Task requirements: How many of the lines contain the string "motion"? Give the number, with no other words.
▽
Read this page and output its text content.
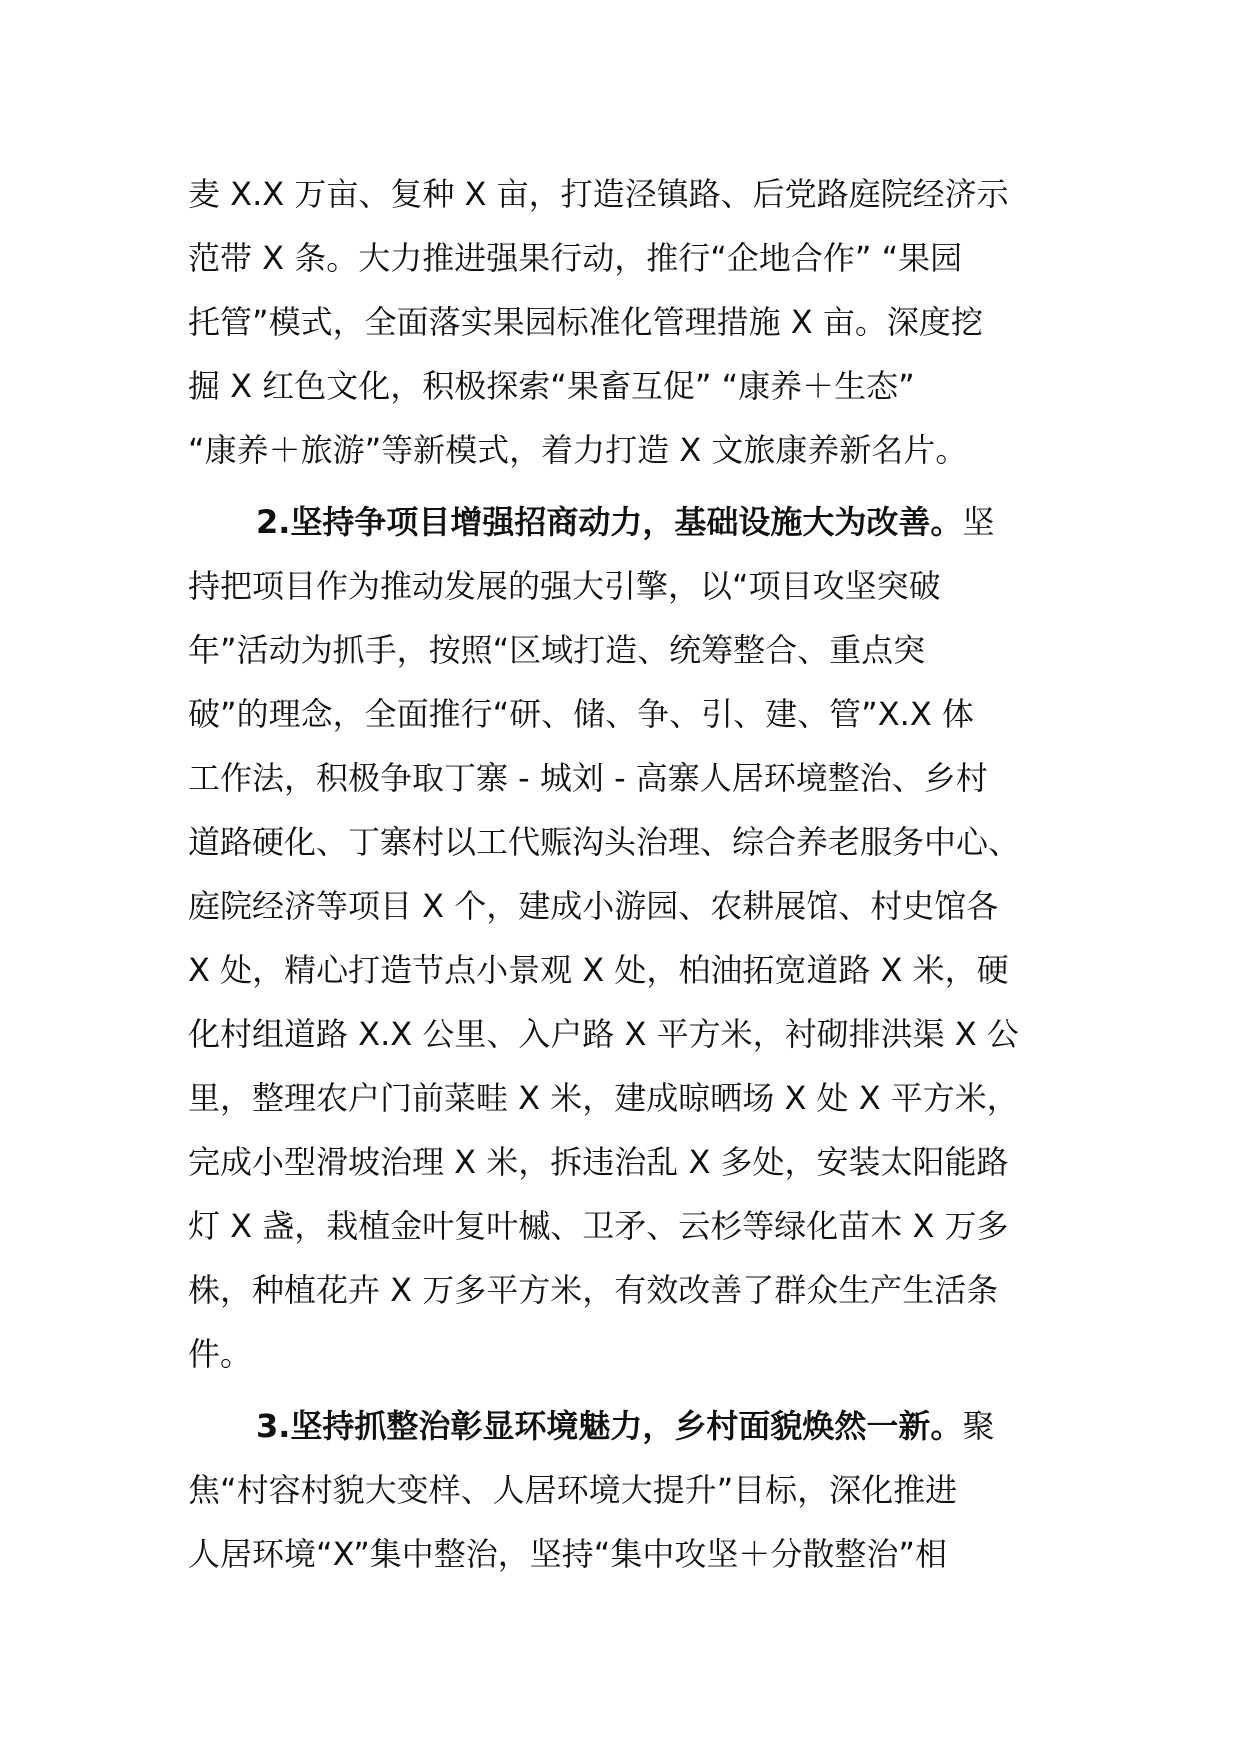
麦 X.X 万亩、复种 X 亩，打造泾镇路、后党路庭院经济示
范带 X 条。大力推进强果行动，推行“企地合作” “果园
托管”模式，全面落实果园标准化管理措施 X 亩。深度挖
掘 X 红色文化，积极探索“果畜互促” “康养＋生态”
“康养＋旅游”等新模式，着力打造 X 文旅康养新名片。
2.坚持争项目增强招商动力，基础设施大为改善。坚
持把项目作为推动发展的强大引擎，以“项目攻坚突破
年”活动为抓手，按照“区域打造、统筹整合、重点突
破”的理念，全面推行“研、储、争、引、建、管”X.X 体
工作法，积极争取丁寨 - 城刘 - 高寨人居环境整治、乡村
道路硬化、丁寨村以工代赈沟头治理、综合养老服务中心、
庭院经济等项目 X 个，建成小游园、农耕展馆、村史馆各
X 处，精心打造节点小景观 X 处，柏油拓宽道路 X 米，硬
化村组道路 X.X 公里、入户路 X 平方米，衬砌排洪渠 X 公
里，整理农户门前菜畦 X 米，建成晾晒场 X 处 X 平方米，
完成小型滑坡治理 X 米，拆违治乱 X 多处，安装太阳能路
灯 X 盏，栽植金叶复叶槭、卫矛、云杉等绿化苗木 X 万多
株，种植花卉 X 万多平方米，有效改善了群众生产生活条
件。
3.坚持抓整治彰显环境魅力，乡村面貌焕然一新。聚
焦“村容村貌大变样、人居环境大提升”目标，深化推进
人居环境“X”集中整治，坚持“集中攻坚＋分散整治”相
△
▽
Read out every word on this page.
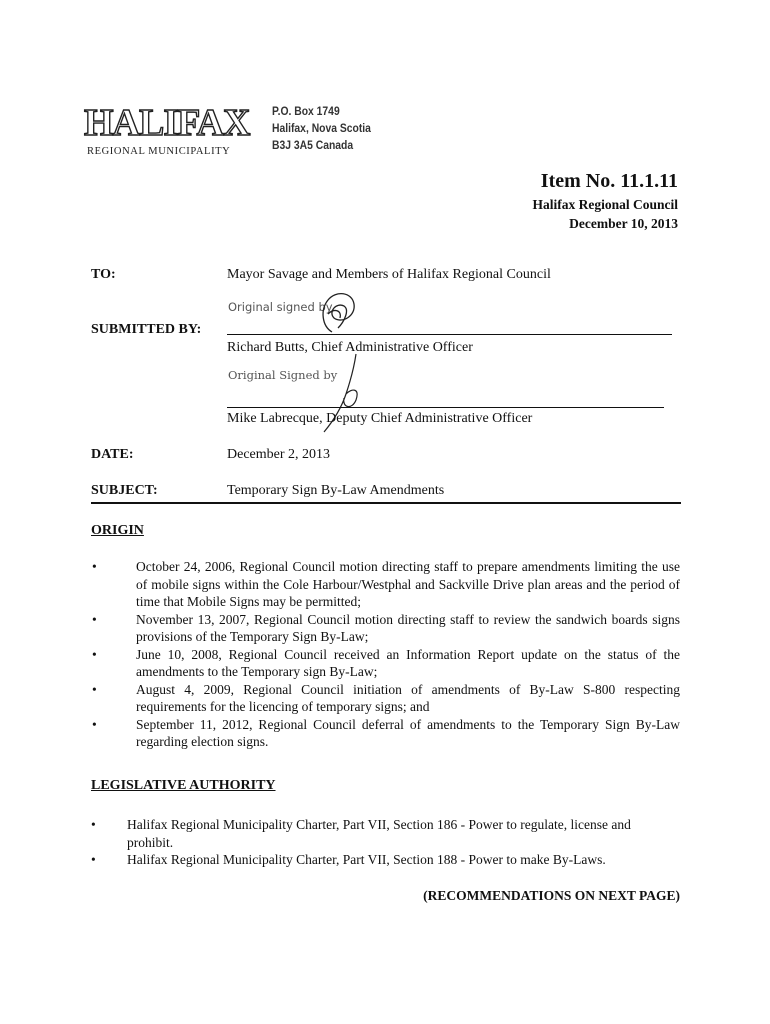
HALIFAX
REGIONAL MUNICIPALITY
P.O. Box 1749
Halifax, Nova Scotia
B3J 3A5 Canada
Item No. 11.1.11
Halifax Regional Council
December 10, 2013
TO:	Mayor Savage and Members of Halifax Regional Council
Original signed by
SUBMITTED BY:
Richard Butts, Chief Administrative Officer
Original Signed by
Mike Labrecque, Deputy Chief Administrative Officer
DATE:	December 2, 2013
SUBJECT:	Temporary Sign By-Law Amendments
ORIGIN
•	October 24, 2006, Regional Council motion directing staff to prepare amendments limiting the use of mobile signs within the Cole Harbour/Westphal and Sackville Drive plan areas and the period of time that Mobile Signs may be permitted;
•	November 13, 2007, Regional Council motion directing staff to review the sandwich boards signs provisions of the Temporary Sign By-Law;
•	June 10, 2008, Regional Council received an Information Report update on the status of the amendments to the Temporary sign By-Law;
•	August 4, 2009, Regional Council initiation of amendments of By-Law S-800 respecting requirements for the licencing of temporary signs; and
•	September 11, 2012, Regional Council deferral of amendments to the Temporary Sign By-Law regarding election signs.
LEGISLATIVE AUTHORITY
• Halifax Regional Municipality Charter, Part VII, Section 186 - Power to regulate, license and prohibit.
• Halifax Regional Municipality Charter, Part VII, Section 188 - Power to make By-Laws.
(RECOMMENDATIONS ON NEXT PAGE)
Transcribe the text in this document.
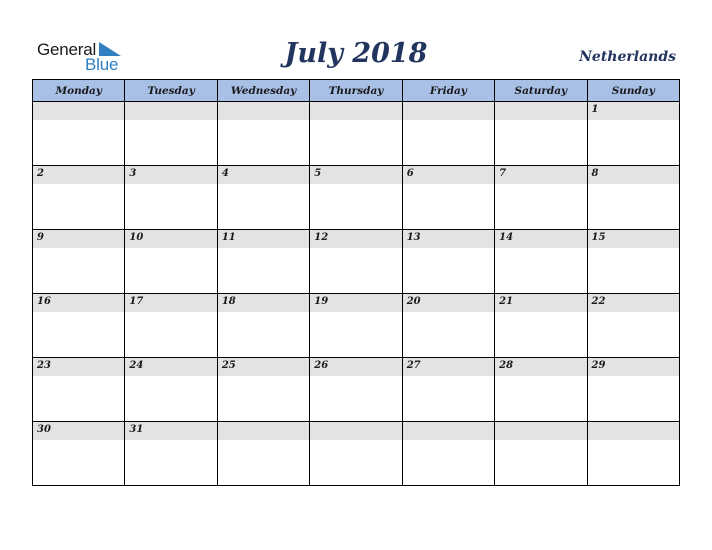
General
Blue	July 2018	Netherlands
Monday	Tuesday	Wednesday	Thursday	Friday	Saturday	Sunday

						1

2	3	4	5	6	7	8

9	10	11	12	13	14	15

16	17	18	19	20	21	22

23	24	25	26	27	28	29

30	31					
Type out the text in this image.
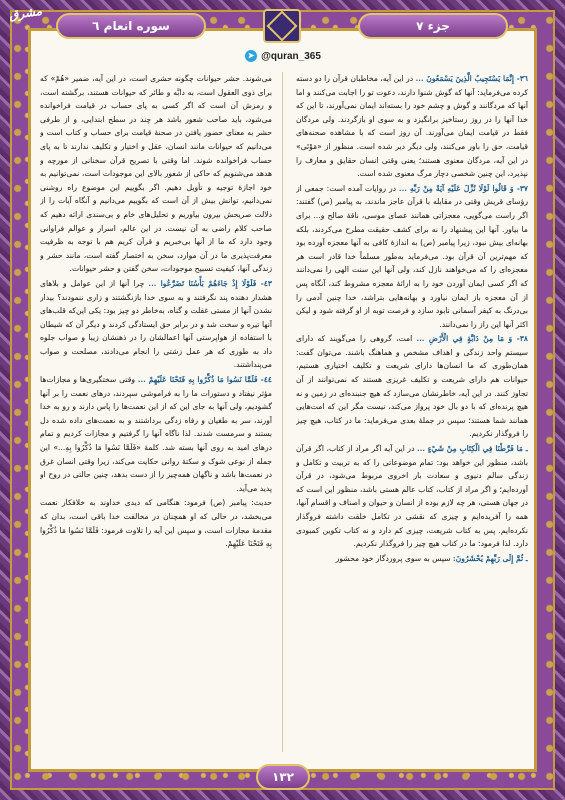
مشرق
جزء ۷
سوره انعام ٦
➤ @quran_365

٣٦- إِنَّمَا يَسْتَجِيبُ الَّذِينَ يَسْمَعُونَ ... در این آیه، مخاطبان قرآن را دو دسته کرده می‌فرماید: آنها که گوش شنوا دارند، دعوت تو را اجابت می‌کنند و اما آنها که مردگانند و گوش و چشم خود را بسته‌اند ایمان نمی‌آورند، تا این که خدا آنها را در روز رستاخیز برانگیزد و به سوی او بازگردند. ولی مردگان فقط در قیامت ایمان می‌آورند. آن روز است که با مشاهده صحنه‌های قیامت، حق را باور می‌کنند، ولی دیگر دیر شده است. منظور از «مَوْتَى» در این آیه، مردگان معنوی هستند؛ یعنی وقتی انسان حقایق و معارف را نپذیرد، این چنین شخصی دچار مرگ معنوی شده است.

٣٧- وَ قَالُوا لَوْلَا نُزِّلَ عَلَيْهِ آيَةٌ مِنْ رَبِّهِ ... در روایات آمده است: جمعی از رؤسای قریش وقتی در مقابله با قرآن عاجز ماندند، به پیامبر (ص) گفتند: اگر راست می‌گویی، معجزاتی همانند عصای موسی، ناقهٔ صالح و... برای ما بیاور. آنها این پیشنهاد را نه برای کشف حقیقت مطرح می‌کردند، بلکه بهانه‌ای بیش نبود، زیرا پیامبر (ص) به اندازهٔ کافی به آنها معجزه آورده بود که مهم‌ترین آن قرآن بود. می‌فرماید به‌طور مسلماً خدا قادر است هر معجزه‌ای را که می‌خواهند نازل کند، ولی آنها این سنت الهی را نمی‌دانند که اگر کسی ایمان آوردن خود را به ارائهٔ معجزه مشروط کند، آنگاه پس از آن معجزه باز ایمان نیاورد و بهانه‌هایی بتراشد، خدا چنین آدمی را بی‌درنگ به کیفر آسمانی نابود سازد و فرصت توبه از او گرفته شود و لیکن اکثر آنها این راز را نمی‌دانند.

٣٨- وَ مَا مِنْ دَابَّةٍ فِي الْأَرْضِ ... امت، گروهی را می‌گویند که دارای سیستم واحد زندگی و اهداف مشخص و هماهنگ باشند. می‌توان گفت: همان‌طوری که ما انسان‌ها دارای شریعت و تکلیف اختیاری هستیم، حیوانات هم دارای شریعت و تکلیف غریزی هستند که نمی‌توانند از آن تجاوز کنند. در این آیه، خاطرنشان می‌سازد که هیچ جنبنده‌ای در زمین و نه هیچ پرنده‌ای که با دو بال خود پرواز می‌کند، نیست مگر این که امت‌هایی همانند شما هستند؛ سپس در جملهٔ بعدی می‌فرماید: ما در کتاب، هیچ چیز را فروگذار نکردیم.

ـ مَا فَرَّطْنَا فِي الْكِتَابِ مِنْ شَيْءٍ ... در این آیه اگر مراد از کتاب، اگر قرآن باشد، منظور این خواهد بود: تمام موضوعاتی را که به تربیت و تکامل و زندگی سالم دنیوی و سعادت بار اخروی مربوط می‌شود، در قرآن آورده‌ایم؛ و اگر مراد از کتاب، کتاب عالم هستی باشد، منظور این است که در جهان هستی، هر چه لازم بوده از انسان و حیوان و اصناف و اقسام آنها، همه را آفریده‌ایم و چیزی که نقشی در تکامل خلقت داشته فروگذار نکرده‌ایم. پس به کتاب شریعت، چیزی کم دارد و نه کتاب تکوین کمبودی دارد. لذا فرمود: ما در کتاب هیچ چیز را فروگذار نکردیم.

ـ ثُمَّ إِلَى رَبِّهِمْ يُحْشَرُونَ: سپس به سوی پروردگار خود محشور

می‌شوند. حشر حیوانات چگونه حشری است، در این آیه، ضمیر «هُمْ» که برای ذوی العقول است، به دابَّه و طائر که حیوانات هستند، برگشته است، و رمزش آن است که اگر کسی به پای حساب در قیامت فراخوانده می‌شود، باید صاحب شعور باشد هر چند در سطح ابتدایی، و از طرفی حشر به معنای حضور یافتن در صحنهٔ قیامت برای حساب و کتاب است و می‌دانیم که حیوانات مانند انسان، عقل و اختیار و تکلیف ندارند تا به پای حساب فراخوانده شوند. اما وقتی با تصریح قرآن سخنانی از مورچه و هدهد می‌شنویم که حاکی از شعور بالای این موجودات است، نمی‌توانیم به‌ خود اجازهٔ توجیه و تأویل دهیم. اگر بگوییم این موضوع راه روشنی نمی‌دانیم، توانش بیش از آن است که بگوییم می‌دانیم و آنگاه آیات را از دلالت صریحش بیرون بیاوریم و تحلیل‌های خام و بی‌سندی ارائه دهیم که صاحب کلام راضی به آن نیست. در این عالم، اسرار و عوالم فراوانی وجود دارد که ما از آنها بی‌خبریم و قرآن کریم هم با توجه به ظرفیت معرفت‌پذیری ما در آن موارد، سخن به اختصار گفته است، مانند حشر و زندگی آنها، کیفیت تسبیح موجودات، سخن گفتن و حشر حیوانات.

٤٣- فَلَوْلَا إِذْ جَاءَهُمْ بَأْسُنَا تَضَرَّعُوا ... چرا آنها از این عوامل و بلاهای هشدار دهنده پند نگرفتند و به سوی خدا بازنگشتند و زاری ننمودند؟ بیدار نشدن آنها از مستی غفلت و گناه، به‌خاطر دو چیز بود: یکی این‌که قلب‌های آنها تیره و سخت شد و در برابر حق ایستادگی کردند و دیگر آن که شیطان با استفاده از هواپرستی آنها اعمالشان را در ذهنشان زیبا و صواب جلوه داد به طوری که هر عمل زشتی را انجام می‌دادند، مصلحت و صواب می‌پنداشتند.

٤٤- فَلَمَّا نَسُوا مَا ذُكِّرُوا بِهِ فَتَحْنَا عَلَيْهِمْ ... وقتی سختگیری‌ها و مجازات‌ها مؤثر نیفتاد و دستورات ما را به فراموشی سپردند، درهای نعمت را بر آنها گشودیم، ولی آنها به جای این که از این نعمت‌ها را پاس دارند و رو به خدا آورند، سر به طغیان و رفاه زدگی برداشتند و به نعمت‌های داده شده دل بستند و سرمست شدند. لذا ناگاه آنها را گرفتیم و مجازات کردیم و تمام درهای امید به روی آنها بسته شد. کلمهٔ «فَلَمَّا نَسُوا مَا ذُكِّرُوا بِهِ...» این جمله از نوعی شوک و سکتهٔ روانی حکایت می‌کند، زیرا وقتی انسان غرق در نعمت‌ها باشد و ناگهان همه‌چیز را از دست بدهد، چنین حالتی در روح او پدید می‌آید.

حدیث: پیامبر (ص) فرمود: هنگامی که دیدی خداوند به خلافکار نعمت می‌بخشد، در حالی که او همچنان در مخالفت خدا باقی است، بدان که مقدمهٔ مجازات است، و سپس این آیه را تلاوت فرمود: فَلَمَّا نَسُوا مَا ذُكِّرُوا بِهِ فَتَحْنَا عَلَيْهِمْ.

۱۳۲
△
▽
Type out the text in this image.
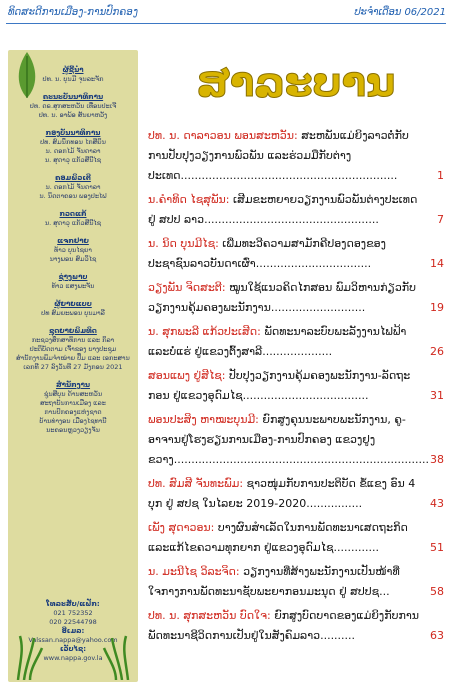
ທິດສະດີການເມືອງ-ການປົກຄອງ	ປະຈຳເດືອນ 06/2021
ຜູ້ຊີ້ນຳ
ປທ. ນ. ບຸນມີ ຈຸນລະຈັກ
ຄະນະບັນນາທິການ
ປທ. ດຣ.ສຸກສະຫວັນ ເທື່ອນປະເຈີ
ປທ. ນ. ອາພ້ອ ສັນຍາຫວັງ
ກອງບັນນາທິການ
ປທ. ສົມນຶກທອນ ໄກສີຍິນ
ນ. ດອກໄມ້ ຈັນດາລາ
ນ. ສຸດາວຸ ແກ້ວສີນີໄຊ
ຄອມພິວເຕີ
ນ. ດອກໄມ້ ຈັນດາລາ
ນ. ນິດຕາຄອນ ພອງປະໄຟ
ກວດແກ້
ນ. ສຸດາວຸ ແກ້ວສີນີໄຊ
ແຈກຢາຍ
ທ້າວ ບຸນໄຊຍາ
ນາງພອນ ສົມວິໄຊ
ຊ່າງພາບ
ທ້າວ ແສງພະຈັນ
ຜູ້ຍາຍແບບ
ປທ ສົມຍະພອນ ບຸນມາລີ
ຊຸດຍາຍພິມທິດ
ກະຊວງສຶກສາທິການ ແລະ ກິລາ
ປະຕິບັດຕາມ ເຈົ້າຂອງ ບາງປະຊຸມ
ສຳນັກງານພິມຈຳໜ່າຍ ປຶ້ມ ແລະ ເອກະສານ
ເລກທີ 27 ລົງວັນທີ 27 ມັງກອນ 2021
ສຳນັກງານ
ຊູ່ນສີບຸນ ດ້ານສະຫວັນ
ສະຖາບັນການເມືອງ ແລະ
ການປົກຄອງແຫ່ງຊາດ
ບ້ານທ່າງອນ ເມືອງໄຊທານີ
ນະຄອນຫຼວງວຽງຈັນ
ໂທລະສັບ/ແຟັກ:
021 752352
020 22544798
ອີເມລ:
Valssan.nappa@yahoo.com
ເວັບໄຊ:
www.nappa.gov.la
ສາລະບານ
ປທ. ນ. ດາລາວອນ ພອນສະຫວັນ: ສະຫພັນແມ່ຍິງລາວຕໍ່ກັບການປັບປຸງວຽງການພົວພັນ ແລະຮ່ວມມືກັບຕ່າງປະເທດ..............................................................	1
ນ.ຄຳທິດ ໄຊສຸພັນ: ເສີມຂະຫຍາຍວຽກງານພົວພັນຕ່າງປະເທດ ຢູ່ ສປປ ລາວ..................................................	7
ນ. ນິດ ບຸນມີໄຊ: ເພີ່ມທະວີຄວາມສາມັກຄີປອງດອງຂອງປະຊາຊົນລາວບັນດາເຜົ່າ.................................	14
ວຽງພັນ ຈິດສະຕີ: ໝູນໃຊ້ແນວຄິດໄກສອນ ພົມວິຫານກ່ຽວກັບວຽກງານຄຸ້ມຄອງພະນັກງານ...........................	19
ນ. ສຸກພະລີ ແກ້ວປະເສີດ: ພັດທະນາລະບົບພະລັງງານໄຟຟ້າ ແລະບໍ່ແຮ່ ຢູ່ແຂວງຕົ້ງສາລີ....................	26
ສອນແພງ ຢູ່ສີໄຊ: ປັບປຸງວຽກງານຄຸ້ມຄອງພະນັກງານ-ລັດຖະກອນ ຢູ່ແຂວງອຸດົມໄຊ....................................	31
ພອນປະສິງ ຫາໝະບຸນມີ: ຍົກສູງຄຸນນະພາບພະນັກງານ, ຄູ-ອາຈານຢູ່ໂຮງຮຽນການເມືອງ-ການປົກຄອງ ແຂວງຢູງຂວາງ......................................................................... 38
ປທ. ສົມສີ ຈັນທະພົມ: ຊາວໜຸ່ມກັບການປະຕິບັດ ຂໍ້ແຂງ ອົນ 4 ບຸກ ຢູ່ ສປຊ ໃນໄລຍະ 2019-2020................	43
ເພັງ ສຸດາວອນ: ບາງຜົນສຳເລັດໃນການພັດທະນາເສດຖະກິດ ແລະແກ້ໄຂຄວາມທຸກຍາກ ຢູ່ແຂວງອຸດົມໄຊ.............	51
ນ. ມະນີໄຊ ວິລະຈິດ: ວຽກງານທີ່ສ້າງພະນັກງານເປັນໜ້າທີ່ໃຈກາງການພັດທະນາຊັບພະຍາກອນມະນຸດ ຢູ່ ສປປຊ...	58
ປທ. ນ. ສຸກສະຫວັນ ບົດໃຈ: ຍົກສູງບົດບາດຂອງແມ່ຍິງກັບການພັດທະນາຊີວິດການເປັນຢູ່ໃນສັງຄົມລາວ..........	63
△
Answer to this exercise: 2